### Job
Pull out each line of the data that includes the word "Intensity".

------ Records provided

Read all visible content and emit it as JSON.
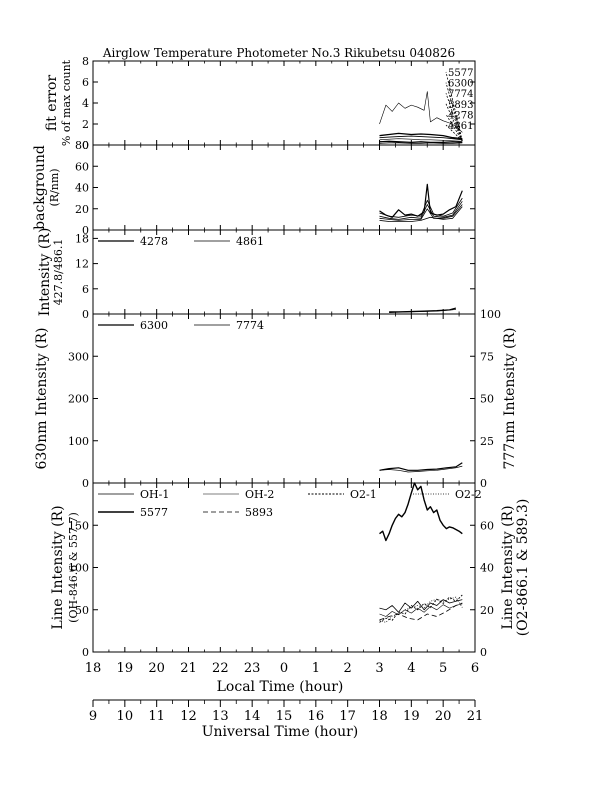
{
  "title": "Airglow Temperature Photometer No.3   Rikubetsu   040826",
  "colors": {
    "line": "#000000",
    "background": "#ffffff"
  },
  "axes": {
    "local_time": {
      "label": "Local Time (hour)",
      "ticks": [
        "18",
        "19",
        "20",
        "21",
        "22",
        "23",
        "0",
        "1",
        "2",
        "3",
        "4",
        "5",
        "6"
      ],
      "range": [
        18,
        30
      ]
    },
    "universal_time": {
      "label": "Universal Time (hour)",
      "ticks": [
        "9",
        "10",
        "11",
        "12",
        "13",
        "14",
        "15",
        "16",
        "17",
        "18",
        "19",
        "20",
        "21"
      ],
      "range": [
        9,
        21
      ]
    }
  },
  "chart_data": [
    {
      "type": "line",
      "ylabel": [
        "fit error",
        "% of max count"
      ],
      "yticks": [
        "0",
        "2",
        "4",
        "6",
        "8"
      ],
      "ylim": [
        0,
        8
      ],
      "legend": [
        "5577",
        "6300",
        "7774",
        "5893",
        "4278",
        "4861"
      ],
      "series": [
        {
          "name": "5577",
          "dash": "",
          "width": 0.6,
          "x": [
            27.0,
            27.2,
            27.4,
            27.6,
            27.8,
            28.0,
            28.2,
            28.4,
            28.5,
            28.6,
            28.8,
            29.0,
            29.2,
            29.4,
            29.6
          ],
          "values": [
            2.0,
            3.8,
            3.2,
            4.0,
            3.5,
            3.8,
            3.6,
            3.3,
            5.1,
            2.2,
            2.6,
            2.3,
            2.1,
            1.8,
            1.2
          ]
        },
        {
          "name": "6300",
          "dash": "",
          "width": 1.3,
          "x": [
            27.0,
            27.3,
            27.6,
            28.0,
            28.3,
            28.6,
            29.0,
            29.3,
            29.6
          ],
          "values": [
            0.9,
            1.0,
            1.1,
            1.0,
            1.05,
            1.0,
            0.9,
            0.7,
            0.6
          ]
        },
        {
          "name": "7774",
          "dash": "",
          "width": 0.9,
          "x": [
            27.0,
            27.3,
            27.6,
            28.0,
            28.3,
            28.6,
            29.0,
            29.3,
            29.6
          ],
          "values": [
            0.7,
            0.75,
            0.8,
            0.85,
            0.8,
            0.75,
            0.7,
            0.6,
            0.5
          ]
        },
        {
          "name": "5893",
          "dash": "",
          "width": 0.7,
          "x": [
            27.0,
            27.3,
            27.6,
            28.0,
            28.3,
            28.6,
            29.0,
            29.3,
            29.6
          ],
          "values": [
            0.5,
            0.55,
            0.6,
            0.55,
            0.5,
            0.5,
            0.45,
            0.4,
            0.35
          ]
        },
        {
          "name": "4278",
          "dash": "",
          "width": 1.3,
          "x": [
            27.0,
            27.3,
            27.6,
            28.0,
            28.3,
            28.6,
            29.0,
            29.3,
            29.6
          ],
          "values": [
            0.3,
            0.35,
            0.3,
            0.25,
            0.3,
            0.25,
            0.25,
            0.3,
            0.25
          ]
        },
        {
          "name": "4861",
          "dash": "",
          "width": 0.7,
          "x": [
            27.0,
            27.3,
            27.6,
            28.0,
            28.3,
            28.6,
            29.0,
            29.3,
            29.6
          ],
          "values": [
            0.15,
            0.2,
            0.2,
            0.15,
            0.15,
            0.2,
            0.15,
            0.15,
            0.2
          ]
        }
      ]
    },
    {
      "type": "line",
      "ylabel": [
        "background",
        "(R/nm)"
      ],
      "yticks": [
        "0",
        "20",
        "40",
        "60",
        "80"
      ],
      "ylim": [
        0,
        80
      ],
      "series": [
        {
          "name": "5577",
          "dash": "",
          "width": 1.2,
          "x": [
            27.0,
            27.2,
            27.4,
            27.6,
            27.8,
            28.0,
            28.2,
            28.4,
            28.5,
            28.6,
            28.8,
            29.0,
            29.2,
            29.4,
            29.6
          ],
          "values": [
            18,
            14,
            12,
            19,
            14,
            15,
            13,
            17,
            43,
            16,
            14,
            15,
            19,
            22,
            37
          ]
        },
        {
          "name": "6300",
          "dash": "",
          "width": 0.8,
          "x": [
            27.0,
            27.3,
            27.6,
            28.0,
            28.3,
            28.5,
            28.7,
            29.0,
            29.3,
            29.6
          ],
          "values": [
            16,
            13,
            12,
            14,
            13,
            28,
            15,
            13,
            16,
            30
          ]
        },
        {
          "name": "7774",
          "dash": "",
          "width": 0.8,
          "x": [
            27.0,
            27.3,
            27.6,
            28.0,
            28.3,
            28.5,
            28.7,
            29.0,
            29.3,
            29.6
          ],
          "values": [
            13,
            11,
            10,
            12,
            11,
            24,
            13,
            12,
            14,
            27
          ]
        },
        {
          "name": "5893",
          "dash": "",
          "width": 0.8,
          "x": [
            27.0,
            27.3,
            27.6,
            28.0,
            28.3,
            28.5,
            28.7,
            29.0,
            29.3,
            29.6
          ],
          "values": [
            11,
            10,
            9,
            10,
            10,
            20,
            11,
            11,
            13,
            24
          ]
        },
        {
          "name": "4278",
          "dash": "",
          "width": 0.8,
          "x": [
            27.0,
            27.3,
            27.6,
            28.0,
            28.3,
            28.6,
            29.0,
            29.3,
            29.6
          ],
          "values": [
            9,
            8,
            8,
            8,
            9,
            12,
            10,
            11,
            22
          ]
        }
      ]
    },
    {
      "type": "line",
      "ylabel": [
        "Intensity (R)",
        "427.8/486.1"
      ],
      "yticks": [
        "0",
        "6",
        "12",
        "18"
      ],
      "ylim": [
        0,
        20
      ],
      "legend": [
        "4278",
        "4861"
      ],
      "series": [
        {
          "name": "4278",
          "dash": "",
          "width": 1.2,
          "x": [
            27.3,
            27.6,
            28.0,
            28.4,
            28.8,
            29.2,
            29.4
          ],
          "values": [
            0.5,
            0.5,
            0.6,
            0.7,
            0.8,
            1.0,
            1.4
          ]
        },
        {
          "name": "4861",
          "dash": "",
          "width": 0.7,
          "x": [
            27.3,
            27.6,
            28.0,
            28.4,
            28.8,
            29.2,
            29.4
          ],
          "values": [
            0.3,
            0.4,
            0.5,
            0.6,
            0.7,
            0.9,
            1.1
          ]
        }
      ]
    },
    {
      "type": "line",
      "ylabel": [
        "630nm Intensity  (R)"
      ],
      "ylabel_right": [
        "777nm Intensity  (R)"
      ],
      "yticks": [
        "0",
        "100",
        "200",
        "300"
      ],
      "ylim": [
        0,
        400
      ],
      "yticks_right": [
        "0",
        "25",
        "50",
        "75",
        "100"
      ],
      "ylim_right": [
        0,
        100
      ],
      "legend": [
        "6300",
        "7774"
      ],
      "series": [
        {
          "name": "6300",
          "dash": "",
          "width": 1.2,
          "x": [
            27.0,
            27.3,
            27.6,
            27.9,
            28.2,
            28.5,
            28.8,
            29.1,
            29.4,
            29.6
          ],
          "values": [
            30,
            34,
            36,
            30,
            30,
            32,
            33,
            36,
            38,
            48
          ]
        },
        {
          "name": "7774",
          "dash": "",
          "width": 0.7,
          "axis": "right",
          "x": [
            27.0,
            27.3,
            27.6,
            27.9,
            28.2,
            28.5,
            28.8,
            29.1,
            29.4,
            29.6
          ],
          "values": [
            7.5,
            8.0,
            7.5,
            6.5,
            6.8,
            7.2,
            7.5,
            8.3,
            9.0,
            10.0
          ]
        }
      ]
    },
    {
      "type": "line",
      "ylabel": [
        "Line Intensity (R)",
        "(OH-846.6 & 557.7)"
      ],
      "ylabel_right": [
        "Line Intensity (R)",
        "(O2-866.1 & 589.3)"
      ],
      "yticks": [
        "0",
        "50",
        "100",
        "150"
      ],
      "ylim": [
        0,
        200
      ],
      "yticks_right": [
        "0",
        "20",
        "40",
        "60"
      ],
      "ylim_right": [
        0,
        80
      ],
      "legend": [
        "OH-1",
        "OH-2",
        "O2-1",
        "O2-2",
        "5577",
        "5893"
      ],
      "series": [
        {
          "name": "OH-1",
          "dash": "",
          "width": 0.8,
          "x": [
            27.0,
            27.2,
            27.4,
            27.6,
            27.8,
            28.0,
            28.2,
            28.4,
            28.6,
            28.8,
            29.0,
            29.2,
            29.4,
            29.6
          ],
          "values": [
            52,
            50,
            55,
            47,
            58,
            52,
            60,
            50,
            58,
            55,
            62,
            58,
            60,
            62
          ]
        },
        {
          "name": "OH-2",
          "dash": "",
          "width": 0.6,
          "x": [
            27.0,
            27.2,
            27.4,
            27.6,
            27.8,
            28.0,
            28.2,
            28.4,
            28.6,
            28.8,
            29.0,
            29.2,
            29.4,
            29.6
          ],
          "values": [
            45,
            42,
            48,
            44,
            50,
            46,
            52,
            47,
            54,
            50,
            56,
            52,
            55,
            57
          ]
        },
        {
          "name": "O2-1",
          "dash": "2,1.5",
          "width": 0.9,
          "axis": "right",
          "x": [
            27.0,
            27.2,
            27.4,
            27.6,
            27.8,
            28.0,
            28.2,
            28.4,
            28.6,
            28.8,
            29.0,
            29.2,
            29.4,
            29.6
          ],
          "values": [
            14,
            16,
            15,
            19,
            18,
            22,
            20,
            23,
            21,
            25,
            23,
            26,
            24,
            27
          ]
        },
        {
          "name": "O2-2",
          "dash": "1,1.5",
          "width": 0.7,
          "axis": "right",
          "x": [
            27.0,
            27.2,
            27.4,
            27.6,
            27.8,
            28.0,
            28.2,
            28.4,
            28.6,
            28.8,
            29.0,
            29.2,
            29.4,
            29.6
          ],
          "values": [
            15,
            14,
            17,
            18,
            20,
            21,
            22,
            21,
            24,
            25,
            24,
            25,
            26,
            21
          ]
        },
        {
          "name": "5577",
          "dash": "",
          "width": 1.4,
          "x": [
            27.0,
            27.1,
            27.2,
            27.3,
            27.4,
            27.5,
            27.6,
            27.7,
            27.8,
            27.9,
            28.0,
            28.1,
            28.2,
            28.3,
            28.4,
            28.5,
            28.6,
            28.7,
            28.8,
            28.9,
            29.0,
            29.1,
            29.2,
            29.3,
            29.4,
            29.5,
            29.6
          ],
          "values": [
            140,
            143,
            132,
            140,
            150,
            158,
            163,
            160,
            165,
            175,
            188,
            200,
            192,
            196,
            180,
            168,
            172,
            165,
            168,
            156,
            150,
            146,
            148,
            147,
            145,
            143,
            140
          ]
        },
        {
          "name": "5893",
          "dash": "5,3",
          "width": 0.8,
          "x": [
            27.0,
            27.3,
            27.6,
            27.9,
            28.2,
            28.5,
            28.8,
            29.1,
            29.4,
            29.6
          ],
          "values": [
            38,
            42,
            45,
            40,
            38,
            45,
            42,
            48,
            55,
            58
          ]
        }
      ]
    }
  ]
}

------------

### Solution for this problem
        "Intensity (R)",
        "630nm Intensity  (R)"
        "777nm Intensity  (R)"
        "Line Intensity (R)",
        "Line Intensity (R)",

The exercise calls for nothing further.